↓
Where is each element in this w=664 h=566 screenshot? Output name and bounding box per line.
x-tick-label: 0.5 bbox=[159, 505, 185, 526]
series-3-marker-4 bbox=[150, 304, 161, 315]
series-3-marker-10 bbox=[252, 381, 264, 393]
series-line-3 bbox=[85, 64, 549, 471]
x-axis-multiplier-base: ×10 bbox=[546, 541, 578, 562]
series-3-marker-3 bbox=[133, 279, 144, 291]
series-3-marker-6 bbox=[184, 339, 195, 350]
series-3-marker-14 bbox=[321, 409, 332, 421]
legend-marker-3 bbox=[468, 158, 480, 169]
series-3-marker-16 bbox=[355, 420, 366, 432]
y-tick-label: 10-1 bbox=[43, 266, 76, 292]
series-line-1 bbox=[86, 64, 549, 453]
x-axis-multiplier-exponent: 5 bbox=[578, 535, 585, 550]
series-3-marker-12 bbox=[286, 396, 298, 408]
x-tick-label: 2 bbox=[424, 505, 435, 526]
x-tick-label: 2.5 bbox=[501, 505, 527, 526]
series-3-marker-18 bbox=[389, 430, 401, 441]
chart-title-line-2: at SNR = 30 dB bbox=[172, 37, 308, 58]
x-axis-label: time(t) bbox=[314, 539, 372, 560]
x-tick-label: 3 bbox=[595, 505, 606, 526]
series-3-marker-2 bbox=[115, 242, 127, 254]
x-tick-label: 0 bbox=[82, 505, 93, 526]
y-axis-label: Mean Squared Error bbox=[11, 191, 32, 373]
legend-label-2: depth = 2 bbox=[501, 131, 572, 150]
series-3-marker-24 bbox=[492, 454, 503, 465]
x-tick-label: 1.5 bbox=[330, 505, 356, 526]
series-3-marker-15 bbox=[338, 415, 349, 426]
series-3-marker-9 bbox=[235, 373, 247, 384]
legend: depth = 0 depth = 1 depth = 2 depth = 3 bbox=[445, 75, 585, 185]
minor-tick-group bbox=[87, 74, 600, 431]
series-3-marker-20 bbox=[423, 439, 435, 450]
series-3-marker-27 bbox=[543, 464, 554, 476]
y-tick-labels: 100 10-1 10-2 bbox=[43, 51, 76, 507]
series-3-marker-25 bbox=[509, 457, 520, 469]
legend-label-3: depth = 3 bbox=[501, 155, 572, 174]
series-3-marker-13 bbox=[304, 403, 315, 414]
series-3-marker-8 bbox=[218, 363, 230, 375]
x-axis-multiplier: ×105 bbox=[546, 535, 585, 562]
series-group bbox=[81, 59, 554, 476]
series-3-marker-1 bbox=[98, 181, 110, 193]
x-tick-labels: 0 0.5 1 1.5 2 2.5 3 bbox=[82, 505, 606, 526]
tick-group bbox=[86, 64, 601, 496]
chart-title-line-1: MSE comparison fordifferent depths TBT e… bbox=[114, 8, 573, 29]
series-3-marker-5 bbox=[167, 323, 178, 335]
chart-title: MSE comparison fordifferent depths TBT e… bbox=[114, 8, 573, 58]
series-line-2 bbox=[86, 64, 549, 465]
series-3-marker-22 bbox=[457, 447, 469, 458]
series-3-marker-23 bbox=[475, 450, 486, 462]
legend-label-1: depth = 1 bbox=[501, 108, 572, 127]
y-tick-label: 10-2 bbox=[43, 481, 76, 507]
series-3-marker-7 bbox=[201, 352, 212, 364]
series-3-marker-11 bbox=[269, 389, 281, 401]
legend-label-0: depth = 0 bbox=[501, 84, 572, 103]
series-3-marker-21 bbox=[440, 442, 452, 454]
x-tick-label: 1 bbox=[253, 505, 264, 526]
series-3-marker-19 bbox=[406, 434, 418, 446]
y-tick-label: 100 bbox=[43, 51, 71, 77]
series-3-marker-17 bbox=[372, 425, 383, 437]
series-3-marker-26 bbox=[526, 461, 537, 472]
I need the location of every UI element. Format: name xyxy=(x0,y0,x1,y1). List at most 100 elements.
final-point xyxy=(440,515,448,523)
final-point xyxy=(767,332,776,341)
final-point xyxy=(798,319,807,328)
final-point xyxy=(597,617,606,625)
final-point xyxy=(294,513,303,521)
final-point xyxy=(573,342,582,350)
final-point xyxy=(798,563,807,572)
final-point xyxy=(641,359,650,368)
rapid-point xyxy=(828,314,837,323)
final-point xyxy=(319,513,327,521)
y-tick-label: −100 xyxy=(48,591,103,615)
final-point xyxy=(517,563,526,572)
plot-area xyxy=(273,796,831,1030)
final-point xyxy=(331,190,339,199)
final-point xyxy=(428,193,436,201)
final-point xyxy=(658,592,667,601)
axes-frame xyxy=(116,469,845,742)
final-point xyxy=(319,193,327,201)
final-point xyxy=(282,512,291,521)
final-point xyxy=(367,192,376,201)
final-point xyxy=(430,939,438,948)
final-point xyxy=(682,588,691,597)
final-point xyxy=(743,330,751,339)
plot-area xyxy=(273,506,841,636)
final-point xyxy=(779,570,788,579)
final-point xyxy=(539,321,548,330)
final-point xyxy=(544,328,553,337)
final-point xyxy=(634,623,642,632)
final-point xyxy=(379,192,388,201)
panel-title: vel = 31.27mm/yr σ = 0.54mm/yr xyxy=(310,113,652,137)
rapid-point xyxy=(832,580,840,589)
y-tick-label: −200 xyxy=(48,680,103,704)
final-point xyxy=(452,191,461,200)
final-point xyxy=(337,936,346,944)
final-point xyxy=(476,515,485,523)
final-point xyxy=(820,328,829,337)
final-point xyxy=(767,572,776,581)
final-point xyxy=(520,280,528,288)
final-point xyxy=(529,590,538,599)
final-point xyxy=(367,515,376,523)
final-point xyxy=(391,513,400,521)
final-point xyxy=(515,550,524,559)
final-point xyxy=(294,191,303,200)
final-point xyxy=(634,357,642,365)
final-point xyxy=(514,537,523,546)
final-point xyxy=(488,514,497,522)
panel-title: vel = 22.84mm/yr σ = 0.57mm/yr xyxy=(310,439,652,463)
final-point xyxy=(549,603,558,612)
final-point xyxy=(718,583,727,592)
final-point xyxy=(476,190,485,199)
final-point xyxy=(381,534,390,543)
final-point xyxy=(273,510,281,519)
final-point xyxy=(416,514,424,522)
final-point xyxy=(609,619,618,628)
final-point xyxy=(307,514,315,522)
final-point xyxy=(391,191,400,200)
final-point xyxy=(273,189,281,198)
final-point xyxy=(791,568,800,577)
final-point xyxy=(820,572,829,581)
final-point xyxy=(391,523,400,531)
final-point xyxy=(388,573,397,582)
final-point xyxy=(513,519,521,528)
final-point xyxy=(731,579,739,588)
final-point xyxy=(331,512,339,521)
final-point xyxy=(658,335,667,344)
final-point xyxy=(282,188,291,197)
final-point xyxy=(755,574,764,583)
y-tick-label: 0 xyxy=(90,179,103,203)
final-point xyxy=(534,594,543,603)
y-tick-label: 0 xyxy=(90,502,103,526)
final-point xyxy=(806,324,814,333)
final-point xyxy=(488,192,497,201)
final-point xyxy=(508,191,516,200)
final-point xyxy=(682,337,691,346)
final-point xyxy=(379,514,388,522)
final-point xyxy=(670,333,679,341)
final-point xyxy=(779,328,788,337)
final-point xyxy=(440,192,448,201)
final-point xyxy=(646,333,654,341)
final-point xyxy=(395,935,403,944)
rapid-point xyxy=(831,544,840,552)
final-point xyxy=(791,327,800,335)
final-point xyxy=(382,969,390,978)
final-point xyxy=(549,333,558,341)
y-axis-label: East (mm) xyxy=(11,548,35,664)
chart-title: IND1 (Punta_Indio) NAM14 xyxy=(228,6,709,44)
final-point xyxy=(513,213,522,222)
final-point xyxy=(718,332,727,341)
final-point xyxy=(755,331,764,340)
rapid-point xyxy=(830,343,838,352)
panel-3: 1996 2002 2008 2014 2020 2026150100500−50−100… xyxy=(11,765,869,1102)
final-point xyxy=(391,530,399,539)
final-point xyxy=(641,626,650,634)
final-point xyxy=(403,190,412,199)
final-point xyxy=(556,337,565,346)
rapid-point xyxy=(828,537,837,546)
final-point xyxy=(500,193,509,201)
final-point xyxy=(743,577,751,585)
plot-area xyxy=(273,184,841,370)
↑
### TASK
Rewrite the listing from its first line through the line with "x-axis-multiplier-base: ×10 bbox=[546, 541, 578, 562]", replacing "Output" with "Give" and keeping everything else the same.

### EXERCISE SOLUTION
Where is each element in this w=664 h=566 screenshot? Give name and bounding box per line.
x-tick-label: 0.5 bbox=[159, 505, 185, 526]
series-3-marker-4 bbox=[150, 304, 161, 315]
series-3-marker-10 bbox=[252, 381, 264, 393]
series-line-3 bbox=[85, 64, 549, 471]
x-axis-multiplier-base: ×10 bbox=[546, 541, 578, 562]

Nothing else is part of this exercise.